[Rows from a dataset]
-=-=-

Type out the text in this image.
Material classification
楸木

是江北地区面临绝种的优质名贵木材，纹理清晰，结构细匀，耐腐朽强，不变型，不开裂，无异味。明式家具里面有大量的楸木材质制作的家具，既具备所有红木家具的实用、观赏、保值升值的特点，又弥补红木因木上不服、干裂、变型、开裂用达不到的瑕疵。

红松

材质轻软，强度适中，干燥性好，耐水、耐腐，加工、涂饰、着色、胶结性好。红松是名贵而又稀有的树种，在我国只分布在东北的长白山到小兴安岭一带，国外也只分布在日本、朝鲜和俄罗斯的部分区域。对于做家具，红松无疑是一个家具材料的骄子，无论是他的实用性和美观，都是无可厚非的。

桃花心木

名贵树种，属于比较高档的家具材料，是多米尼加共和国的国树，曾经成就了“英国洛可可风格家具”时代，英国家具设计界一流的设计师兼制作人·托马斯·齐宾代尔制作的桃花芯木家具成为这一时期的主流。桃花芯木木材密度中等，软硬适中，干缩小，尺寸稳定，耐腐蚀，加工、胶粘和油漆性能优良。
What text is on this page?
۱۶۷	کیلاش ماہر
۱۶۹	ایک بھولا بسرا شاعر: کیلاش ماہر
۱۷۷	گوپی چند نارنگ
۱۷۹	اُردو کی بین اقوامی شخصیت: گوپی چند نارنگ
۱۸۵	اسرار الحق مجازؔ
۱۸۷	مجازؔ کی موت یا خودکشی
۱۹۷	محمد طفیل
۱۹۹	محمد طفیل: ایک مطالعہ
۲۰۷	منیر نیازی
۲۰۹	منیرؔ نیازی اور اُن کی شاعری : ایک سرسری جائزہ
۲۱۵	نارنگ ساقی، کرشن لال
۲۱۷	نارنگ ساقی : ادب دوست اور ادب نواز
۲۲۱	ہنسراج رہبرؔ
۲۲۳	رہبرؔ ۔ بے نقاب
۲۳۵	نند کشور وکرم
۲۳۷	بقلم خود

-=-=-

▶ _Task requirements_
Say how many lines of the material contain the word "کیلاش", with no other text.

▶ _Reply to the task_
2